■ STATED GOAL ■
Lines holding the string "page" are the ones to copy; find them all in the data.

Extracted data entries:

>>>

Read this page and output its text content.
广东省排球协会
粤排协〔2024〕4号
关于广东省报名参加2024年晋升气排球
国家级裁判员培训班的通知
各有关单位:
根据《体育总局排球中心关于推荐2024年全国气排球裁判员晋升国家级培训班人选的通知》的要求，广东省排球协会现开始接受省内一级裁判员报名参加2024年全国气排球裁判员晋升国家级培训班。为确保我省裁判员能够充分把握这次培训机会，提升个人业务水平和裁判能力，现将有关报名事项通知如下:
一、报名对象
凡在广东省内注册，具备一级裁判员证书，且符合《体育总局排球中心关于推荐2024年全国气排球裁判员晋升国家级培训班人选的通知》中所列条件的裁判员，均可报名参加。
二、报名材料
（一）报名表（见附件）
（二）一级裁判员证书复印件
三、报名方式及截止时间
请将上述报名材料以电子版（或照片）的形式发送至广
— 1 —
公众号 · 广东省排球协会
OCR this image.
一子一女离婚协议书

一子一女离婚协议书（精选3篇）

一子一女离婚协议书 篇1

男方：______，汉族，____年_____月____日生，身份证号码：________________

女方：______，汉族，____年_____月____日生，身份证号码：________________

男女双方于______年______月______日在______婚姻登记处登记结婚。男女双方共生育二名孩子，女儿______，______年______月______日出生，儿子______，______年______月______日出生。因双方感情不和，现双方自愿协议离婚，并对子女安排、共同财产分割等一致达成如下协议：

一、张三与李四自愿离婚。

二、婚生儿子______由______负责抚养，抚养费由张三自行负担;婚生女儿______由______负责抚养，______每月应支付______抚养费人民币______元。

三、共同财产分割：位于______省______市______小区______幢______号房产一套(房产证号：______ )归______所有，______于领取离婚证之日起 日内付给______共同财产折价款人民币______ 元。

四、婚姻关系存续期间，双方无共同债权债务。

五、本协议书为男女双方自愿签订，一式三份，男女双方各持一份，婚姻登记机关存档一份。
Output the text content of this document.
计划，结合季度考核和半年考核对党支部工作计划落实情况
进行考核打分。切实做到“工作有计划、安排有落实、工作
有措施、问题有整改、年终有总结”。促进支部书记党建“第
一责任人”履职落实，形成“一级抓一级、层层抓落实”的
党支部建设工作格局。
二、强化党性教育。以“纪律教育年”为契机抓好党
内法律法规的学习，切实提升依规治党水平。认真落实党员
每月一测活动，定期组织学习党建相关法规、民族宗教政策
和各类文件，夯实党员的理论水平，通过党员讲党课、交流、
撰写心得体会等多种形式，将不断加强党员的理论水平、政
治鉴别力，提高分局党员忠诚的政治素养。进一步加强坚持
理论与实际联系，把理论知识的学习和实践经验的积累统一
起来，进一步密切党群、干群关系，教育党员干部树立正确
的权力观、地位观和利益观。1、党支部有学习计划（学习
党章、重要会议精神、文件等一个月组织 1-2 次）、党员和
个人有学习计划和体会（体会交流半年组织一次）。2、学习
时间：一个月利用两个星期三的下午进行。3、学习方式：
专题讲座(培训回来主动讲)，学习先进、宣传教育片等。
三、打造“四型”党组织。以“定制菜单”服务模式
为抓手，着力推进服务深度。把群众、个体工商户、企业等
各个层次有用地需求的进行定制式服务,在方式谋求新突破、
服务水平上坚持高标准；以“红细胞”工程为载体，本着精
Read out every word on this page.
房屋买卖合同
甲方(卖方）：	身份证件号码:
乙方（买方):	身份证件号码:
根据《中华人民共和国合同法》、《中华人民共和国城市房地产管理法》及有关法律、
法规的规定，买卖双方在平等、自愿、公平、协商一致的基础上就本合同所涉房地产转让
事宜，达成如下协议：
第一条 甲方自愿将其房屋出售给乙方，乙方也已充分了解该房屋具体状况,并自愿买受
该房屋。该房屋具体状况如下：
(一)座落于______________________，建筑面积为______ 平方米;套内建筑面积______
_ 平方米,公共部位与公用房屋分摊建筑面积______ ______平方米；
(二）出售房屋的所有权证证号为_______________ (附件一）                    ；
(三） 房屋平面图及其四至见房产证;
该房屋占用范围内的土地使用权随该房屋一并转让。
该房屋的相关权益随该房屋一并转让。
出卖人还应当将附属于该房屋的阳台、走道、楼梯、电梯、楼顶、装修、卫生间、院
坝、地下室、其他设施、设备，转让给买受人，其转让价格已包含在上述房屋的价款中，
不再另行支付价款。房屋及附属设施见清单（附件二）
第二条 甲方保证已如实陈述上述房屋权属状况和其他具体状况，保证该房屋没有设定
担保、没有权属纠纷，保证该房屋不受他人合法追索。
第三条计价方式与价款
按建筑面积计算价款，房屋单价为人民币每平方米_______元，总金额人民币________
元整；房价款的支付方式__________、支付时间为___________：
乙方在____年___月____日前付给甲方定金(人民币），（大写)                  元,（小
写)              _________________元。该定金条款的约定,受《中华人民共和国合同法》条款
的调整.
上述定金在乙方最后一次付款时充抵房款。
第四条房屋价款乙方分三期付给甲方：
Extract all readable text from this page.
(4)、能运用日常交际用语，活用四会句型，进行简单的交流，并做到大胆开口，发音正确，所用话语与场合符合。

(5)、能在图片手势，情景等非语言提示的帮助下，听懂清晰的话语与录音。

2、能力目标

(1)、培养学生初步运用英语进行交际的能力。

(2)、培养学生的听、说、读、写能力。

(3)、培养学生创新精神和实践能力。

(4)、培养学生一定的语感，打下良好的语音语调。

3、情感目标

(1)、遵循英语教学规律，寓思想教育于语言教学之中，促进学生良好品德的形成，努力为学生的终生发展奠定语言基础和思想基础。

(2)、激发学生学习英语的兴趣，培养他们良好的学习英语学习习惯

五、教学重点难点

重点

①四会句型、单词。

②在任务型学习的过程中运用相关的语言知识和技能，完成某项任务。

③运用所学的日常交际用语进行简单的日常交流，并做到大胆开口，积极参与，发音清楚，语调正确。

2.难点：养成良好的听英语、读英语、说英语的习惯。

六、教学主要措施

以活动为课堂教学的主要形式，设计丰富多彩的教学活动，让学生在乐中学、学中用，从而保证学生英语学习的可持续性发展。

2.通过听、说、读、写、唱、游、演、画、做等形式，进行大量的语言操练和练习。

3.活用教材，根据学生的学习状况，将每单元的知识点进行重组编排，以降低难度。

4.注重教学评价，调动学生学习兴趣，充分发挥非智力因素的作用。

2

<<<

■ FULL RESPONSE ■
Read this page and output its text content.
Read out every word on this page.
Extract all readable text from this page.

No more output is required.